__EXTRACTED TEXT__.

-*-

Here are the 7 patterns I found (and how to use them):
↓ Swipe through the carousel for the full breakdown ↓
Which one will you try first? Drop a comment 👇
Finish with 3–5 relevant hashtags. LinkedIn surfaces your post to people who follow those tags.
For more on writing captions, see our tips for engaging LinkedIn posts, or try the free AI caption generator if you want a starting draft.
Getting More Reach After You Post
Publishing is only half the job. Here's what actually moves the needle on distribution.
Engage in the first hour
LinkedIn's algorithm weighs early engagement heavily. When your post goes live, stick around and reply to every comment — ideally with a follow-up question to keep the thread going. That first 60 minutes matters more than anything you do after.
Post timing
Per Sprout Social's research, Tuesday through Thursday, 8–10 AM in your audience's timezone tends to get the most eyes. Lunchtime (12–1 PM) also works. Weekends and late evenings are dead zones for most B2B audiences.
Repurpose what you've already made
That LinkedIn PDF can go further than LinkedIn:
- Instagram — Export as individual images and upload as a multi-image post. See our guide on posting carousels on Instagram.
- TikTok — Upload images in TikTok's photo mode
- Twitter/X — Share as a thread or image collage
Don't post once and disappear
The people who grow fastest on LinkedIn are publishing 2–3 carousels a week. That sounds like a lot, but with AI doing the heavy lifting, it's very doable. Plan topics in advance — our carousel idea generator can help when you're stuck.
5 Carousel Formats You Can Steal
If you're staring at a blank screen, try one of these. They work with pretty much any topic.
1. The "X mistakes" post — "7 LinkedIn mistakes killing your growth." One mistake per slide, with the fix. CTA: ask which one they're guilty of.
2. The step-by-step tutorial — "How I [result] in [timeframe]." Walk through each step with enough detail to be actionable.
3. Myth vs. reality — "5 LinkedIn myths holding you back." Each slide debunks one myth. People love sharing these.
4. Before/after — Show a transformation with side-by-side comparisons. Works great for profile makeovers, content rewrites, or process improvements.
5. The framework breakdown — Take a known framework (AIDA, the 80/20 rule, whatever fits your niche) and break it down slide by slide.
More ideas in our winning carousel post ideas roundup.
Common Questions
How do I create a carousel post on LinkedIn?
Upload a multi-page PDF as a "document" post. Each page becomes a swipeable slide. The simplest way to make that PDF is with CarouselMaker.co — it generates content, applies design, and exports the file in one go.
Can I make a LinkedIn carousel for free?
Yes. CarouselMaker has a free plan that covers generation, customization, and PDF download. No credit card, no trial that expires.

-*-

__EXTRACTED MATERIAL__.
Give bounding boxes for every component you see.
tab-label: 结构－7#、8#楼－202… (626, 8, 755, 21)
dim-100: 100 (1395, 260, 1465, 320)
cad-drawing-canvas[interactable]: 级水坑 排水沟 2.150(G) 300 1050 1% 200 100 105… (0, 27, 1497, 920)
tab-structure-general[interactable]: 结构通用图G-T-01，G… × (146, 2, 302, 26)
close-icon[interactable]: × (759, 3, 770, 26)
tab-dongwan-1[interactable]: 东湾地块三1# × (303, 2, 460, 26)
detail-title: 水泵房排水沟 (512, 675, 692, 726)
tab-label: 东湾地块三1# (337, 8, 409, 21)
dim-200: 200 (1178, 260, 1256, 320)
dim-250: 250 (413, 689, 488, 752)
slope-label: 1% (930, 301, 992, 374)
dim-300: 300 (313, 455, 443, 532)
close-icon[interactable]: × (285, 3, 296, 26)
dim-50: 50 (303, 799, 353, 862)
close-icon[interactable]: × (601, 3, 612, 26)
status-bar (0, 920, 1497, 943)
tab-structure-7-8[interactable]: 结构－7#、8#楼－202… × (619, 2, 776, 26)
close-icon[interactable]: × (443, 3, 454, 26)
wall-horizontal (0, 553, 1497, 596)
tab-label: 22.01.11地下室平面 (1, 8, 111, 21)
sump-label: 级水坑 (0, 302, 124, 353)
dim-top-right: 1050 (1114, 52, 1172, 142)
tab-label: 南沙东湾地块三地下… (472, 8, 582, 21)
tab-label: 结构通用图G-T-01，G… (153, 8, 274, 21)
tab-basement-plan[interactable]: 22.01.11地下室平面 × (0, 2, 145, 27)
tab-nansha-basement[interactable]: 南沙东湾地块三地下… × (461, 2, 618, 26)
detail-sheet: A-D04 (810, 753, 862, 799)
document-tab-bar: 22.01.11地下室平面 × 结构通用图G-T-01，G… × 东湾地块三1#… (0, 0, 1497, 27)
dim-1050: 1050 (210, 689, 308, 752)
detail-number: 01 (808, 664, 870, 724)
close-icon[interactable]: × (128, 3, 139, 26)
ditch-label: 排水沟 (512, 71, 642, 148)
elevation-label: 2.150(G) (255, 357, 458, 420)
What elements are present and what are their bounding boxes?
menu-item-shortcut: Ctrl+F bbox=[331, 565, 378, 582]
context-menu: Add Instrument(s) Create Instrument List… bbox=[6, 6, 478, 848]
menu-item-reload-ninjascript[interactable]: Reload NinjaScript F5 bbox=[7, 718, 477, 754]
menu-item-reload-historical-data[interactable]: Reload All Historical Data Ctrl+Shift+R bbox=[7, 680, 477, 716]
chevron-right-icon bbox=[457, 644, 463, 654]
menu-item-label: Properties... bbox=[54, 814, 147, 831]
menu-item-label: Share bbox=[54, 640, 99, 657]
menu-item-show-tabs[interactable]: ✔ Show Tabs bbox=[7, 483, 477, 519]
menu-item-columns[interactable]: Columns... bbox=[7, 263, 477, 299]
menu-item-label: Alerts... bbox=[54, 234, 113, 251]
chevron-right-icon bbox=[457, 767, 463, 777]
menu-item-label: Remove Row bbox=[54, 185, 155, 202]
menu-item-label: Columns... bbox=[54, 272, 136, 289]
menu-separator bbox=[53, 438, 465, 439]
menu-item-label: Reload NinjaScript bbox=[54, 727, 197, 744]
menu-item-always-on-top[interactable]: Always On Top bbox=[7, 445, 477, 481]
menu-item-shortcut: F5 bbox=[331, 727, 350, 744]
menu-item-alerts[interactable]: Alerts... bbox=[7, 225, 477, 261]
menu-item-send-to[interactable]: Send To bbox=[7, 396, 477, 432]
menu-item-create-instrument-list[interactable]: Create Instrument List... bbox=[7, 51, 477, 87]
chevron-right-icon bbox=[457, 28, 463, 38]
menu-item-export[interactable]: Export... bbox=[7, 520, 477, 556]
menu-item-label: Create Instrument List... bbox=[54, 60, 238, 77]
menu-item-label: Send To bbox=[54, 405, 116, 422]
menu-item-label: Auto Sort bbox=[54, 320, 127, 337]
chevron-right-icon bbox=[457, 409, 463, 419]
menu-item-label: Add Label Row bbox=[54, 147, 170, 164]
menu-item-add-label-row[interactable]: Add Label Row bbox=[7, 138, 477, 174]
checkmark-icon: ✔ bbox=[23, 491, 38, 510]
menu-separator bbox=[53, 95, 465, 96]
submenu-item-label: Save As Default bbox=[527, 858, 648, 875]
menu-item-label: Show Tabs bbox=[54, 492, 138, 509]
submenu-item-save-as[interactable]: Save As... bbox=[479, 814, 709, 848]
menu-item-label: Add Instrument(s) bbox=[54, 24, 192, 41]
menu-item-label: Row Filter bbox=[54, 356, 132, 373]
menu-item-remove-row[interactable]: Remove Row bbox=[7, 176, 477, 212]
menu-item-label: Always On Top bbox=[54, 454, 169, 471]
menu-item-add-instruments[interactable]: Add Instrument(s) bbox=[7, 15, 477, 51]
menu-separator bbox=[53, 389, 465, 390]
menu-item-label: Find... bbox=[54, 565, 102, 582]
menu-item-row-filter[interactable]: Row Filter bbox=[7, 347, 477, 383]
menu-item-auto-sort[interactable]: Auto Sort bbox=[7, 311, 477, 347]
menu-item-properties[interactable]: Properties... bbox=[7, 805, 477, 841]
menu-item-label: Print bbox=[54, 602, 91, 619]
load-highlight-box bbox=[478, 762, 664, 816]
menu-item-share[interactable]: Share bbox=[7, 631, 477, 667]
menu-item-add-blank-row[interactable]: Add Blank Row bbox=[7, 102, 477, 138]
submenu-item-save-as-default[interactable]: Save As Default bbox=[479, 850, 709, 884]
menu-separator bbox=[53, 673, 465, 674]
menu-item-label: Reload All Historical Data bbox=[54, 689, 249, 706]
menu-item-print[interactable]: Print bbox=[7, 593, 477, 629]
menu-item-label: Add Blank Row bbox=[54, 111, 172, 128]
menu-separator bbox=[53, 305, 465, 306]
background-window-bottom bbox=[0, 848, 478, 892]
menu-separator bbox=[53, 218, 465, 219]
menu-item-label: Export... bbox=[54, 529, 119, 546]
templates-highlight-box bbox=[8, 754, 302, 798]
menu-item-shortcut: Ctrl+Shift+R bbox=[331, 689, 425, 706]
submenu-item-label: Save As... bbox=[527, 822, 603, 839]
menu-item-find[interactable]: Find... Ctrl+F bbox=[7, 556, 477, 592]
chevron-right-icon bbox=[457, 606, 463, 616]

-*-

__WORK REQUEST 1__. From the article on LinkedIn carousels, return the passage between "2. The step-by-step" and "love sharing these.", inclusive.
__WORK REQUEST 2__.
Answer these questions from the article on LinkedIn carousels:
(a) According to Sprout Social's research, which days and hours tend to get the most eyes?
(b) How many carousels a week are the fastest-growing people on LinkedIn publishing?
(c) What kind of file is uploaded to create a carousel post on LinkedIn, and as what type of post?

__EXERCISE ANSWER 1__.
2. The step-by-step tutorial — "How I [result] in [timeframe]." Walk through each step with enough detail to be actionable.
3. Myth vs. reality — "5 LinkedIn myths holding you back." Each slide debunks one myth. People love sharing these.

__EXERCISE ANSWER 2__.
(a) Tuesday through Thursday, 8–10 AM in the audience's timezone.
(b) 2–3 carousels a week.
(c) A multi-page PDF, uploaded as a "document" post.